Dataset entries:
* start *

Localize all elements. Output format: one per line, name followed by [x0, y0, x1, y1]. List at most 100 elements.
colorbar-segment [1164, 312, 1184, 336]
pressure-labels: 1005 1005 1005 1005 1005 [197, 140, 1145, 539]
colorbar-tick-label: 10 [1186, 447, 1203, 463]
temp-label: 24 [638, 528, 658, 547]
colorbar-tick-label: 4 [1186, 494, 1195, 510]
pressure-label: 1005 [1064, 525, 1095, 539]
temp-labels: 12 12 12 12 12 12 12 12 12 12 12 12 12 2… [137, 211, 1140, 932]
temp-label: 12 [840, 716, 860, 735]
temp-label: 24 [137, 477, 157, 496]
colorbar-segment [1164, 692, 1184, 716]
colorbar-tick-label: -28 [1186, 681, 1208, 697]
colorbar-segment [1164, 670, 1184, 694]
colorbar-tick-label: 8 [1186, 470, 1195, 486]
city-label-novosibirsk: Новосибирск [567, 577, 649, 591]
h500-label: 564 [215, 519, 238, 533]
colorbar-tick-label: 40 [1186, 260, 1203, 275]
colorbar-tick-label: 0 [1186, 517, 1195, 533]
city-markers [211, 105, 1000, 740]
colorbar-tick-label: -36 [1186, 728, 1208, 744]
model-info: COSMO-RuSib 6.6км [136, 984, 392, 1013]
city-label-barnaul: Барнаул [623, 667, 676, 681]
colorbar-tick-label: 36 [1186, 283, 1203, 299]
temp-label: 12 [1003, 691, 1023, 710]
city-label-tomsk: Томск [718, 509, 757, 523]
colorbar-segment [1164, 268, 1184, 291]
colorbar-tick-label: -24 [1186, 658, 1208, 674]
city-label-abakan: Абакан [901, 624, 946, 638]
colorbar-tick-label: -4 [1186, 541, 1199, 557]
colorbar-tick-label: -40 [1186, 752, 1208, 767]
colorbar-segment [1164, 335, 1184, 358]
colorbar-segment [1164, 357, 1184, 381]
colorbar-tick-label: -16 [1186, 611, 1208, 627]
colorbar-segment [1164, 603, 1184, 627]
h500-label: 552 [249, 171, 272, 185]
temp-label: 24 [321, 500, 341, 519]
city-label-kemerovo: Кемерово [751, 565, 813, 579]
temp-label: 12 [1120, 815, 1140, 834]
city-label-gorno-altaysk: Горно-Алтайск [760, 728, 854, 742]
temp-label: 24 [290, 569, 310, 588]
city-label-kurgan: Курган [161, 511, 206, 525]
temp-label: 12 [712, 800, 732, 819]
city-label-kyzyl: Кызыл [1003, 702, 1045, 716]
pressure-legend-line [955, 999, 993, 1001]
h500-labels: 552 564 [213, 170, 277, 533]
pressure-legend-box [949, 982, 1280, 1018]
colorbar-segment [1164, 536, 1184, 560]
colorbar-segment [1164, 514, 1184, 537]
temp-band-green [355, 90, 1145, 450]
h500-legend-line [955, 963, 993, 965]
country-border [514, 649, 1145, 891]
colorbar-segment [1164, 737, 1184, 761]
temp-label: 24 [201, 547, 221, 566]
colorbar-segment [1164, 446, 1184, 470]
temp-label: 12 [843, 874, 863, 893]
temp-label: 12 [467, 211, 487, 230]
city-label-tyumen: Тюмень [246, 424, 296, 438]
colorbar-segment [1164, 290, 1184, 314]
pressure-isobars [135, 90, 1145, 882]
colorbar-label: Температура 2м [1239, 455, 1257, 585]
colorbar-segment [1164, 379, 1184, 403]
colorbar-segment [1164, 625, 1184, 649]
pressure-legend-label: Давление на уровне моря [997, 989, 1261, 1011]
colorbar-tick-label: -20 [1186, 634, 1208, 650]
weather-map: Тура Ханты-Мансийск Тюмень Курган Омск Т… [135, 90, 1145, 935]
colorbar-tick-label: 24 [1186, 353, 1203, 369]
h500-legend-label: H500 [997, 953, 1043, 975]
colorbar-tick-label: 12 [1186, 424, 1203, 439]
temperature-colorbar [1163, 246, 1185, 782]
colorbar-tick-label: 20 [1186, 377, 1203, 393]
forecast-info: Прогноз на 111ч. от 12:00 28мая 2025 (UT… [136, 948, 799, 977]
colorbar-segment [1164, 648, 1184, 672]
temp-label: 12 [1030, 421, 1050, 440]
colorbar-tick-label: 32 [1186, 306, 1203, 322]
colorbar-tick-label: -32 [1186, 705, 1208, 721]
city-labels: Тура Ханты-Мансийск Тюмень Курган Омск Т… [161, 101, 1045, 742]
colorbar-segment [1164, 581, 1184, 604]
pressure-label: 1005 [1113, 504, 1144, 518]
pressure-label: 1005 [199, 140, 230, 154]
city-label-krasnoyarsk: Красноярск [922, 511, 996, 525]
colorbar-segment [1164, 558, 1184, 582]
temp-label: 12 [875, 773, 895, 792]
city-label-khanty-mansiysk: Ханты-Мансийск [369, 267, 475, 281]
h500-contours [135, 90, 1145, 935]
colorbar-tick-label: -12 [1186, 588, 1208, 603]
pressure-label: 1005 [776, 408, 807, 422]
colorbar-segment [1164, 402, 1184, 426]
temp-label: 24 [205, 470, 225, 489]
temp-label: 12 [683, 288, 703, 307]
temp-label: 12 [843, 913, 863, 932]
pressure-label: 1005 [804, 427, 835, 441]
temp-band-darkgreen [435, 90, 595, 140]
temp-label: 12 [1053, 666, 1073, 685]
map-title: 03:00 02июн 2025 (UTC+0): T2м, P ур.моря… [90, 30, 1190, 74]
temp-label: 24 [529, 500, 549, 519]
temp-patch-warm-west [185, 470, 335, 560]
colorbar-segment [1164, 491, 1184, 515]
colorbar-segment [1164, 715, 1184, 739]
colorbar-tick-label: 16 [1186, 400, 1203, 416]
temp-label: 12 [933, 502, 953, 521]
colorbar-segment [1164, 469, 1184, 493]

* end *

### The problem
Reproduce every line of the material above word for word, keeping each line's content and order unchanged.

### Response
Localize all elements. Output format: one per line, name followed by [x0, y0, x1, y1]. List at most 100 elements.
colorbar-segment [1164, 312, 1184, 336]
pressure-labels: 1005 1005 1005 1005 1005 [197, 140, 1145, 539]
colorbar-tick-label: 10 [1186, 447, 1203, 463]
temp-label: 24 [638, 528, 658, 547]
colorbar-tick-label: 4 [1186, 494, 1195, 510]
pressure-label: 1005 [1064, 525, 1095, 539]
temp-labels: 12 12 12 12 12 12 12 12 12 12 12 12 12 2… [137, 211, 1140, 932]
temp-label: 12 [840, 716, 860, 735]
temp-label: 24 [137, 477, 157, 496]
colorbar-segment [1164, 692, 1184, 716]
colorbar-tick-label: -28 [1186, 681, 1208, 697]
colorbar-segment [1164, 670, 1184, 694]
colorbar-tick-label: 8 [1186, 470, 1195, 486]
city-label-novosibirsk: Новосибирск [567, 577, 649, 591]
h500-label: 564 [215, 519, 238, 533]
colorbar-tick-label: 40 [1186, 260, 1203, 275]
colorbar-tick-label: 0 [1186, 517, 1195, 533]
city-markers [211, 105, 1000, 740]
colorbar-tick-label: -36 [1186, 728, 1208, 744]
model-info: COSMO-RuSib 6.6км [136, 984, 392, 1013]
city-label-barnaul: Барнаул [623, 667, 676, 681]
colorbar-tick-label: 36 [1186, 283, 1203, 299]
temp-label: 12 [1003, 691, 1023, 710]
city-label-tomsk: Томск [718, 509, 757, 523]
colorbar-segment [1164, 268, 1184, 291]
colorbar-tick-label: -24 [1186, 658, 1208, 674]
city-label-abakan: Абакан [901, 624, 946, 638]
colorbar-tick-label: -4 [1186, 541, 1199, 557]
colorbar-tick-label: -40 [1186, 752, 1208, 767]
colorbar-segment [1164, 335, 1184, 358]
colorbar-segment [1164, 357, 1184, 381]
colorbar-tick-label: -16 [1186, 611, 1208, 627]
colorbar-segment [1164, 603, 1184, 627]
h500-label: 552 [249, 171, 272, 185]
temp-label: 24 [321, 500, 341, 519]
city-label-kemerovo: Кемерово [751, 565, 813, 579]
temp-label: 12 [1120, 815, 1140, 834]
city-label-gorno-altaysk: Горно-Алтайск [760, 728, 854, 742]
temp-label: 24 [290, 569, 310, 588]
city-label-kurgan: Курган [161, 511, 206, 525]
temp-label: 12 [712, 800, 732, 819]
city-label-kyzyl: Кызыл [1003, 702, 1045, 716]
pressure-legend-line [955, 999, 993, 1001]
h500-labels: 552 564 [213, 170, 277, 533]
pressure-legend-box [949, 982, 1280, 1018]
colorbar-segment [1164, 536, 1184, 560]
colorbar-segment [1164, 514, 1184, 537]
temp-band-green [355, 90, 1145, 450]
h500-legend-line [955, 963, 993, 965]
country-border [514, 649, 1145, 891]
colorbar-segment [1164, 737, 1184, 761]
temp-label: 24 [201, 547, 221, 566]
colorbar-segment [1164, 446, 1184, 470]
temp-label: 12 [843, 874, 863, 893]
temp-label: 12 [467, 211, 487, 230]
city-label-tyumen: Тюмень [246, 424, 296, 438]
colorbar-segment [1164, 290, 1184, 314]
pressure-isobars [135, 90, 1145, 882]
colorbar-label: Температура 2м [1239, 455, 1257, 585]
colorbar-segment [1164, 379, 1184, 403]
colorbar-segment [1164, 625, 1184, 649]
pressure-legend-label: Давление на уровне моря [997, 989, 1261, 1011]
colorbar-tick-label: -20 [1186, 634, 1208, 650]
weather-map: Тура Ханты-Мансийск Тюмень Курган Омск Т… [135, 90, 1145, 935]
colorbar-tick-label: 24 [1186, 353, 1203, 369]
h500-legend-label: H500 [997, 953, 1043, 975]
colorbar-tick-label: 12 [1186, 424, 1203, 439]
temperature-colorbar [1163, 246, 1185, 782]
colorbar-tick-label: 20 [1186, 377, 1203, 393]
forecast-info: Прогноз на 111ч. от 12:00 28мая 2025 (UT… [136, 948, 799, 977]
colorbar-segment [1164, 648, 1184, 672]
temp-label: 12 [1030, 421, 1050, 440]
colorbar-tick-label: 32 [1186, 306, 1203, 322]
colorbar-tick-label: -32 [1186, 705, 1208, 721]
city-labels: Тура Ханты-Мансийск Тюмень Курган Омск Т… [161, 101, 1045, 742]
colorbar-segment [1164, 581, 1184, 604]
pressure-label: 1005 [1113, 504, 1144, 518]
pressure-label: 1005 [199, 140, 230, 154]
city-label-krasnoyarsk: Красноярск [922, 511, 996, 525]
colorbar-segment [1164, 558, 1184, 582]
temp-label: 12 [875, 773, 895, 792]
city-label-khanty-mansiysk: Ханты-Мансийск [369, 267, 475, 281]
h500-contours [135, 90, 1145, 935]
colorbar-tick-label: -12 [1186, 588, 1208, 603]
pressure-label: 1005 [776, 408, 807, 422]
colorbar-segment [1164, 402, 1184, 426]
temp-label: 24 [205, 470, 225, 489]
temp-label: 12 [683, 288, 703, 307]
temp-label: 12 [843, 913, 863, 932]
pressure-label: 1005 [804, 427, 835, 441]
temp-band-darkgreen [435, 90, 595, 140]
temp-label: 12 [1053, 666, 1073, 685]
map-title: 03:00 02июн 2025 (UTC+0): T2м, P ур.моря… [90, 30, 1190, 74]
temp-label: 24 [529, 500, 549, 519]
temp-patch-warm-west [185, 470, 335, 560]
colorbar-segment [1164, 491, 1184, 515]
colorbar-segment [1164, 715, 1184, 739]
colorbar-tick-label: 16 [1186, 400, 1203, 416]
temp-label: 12 [933, 502, 953, 521]
colorbar-segment [1164, 469, 1184, 493]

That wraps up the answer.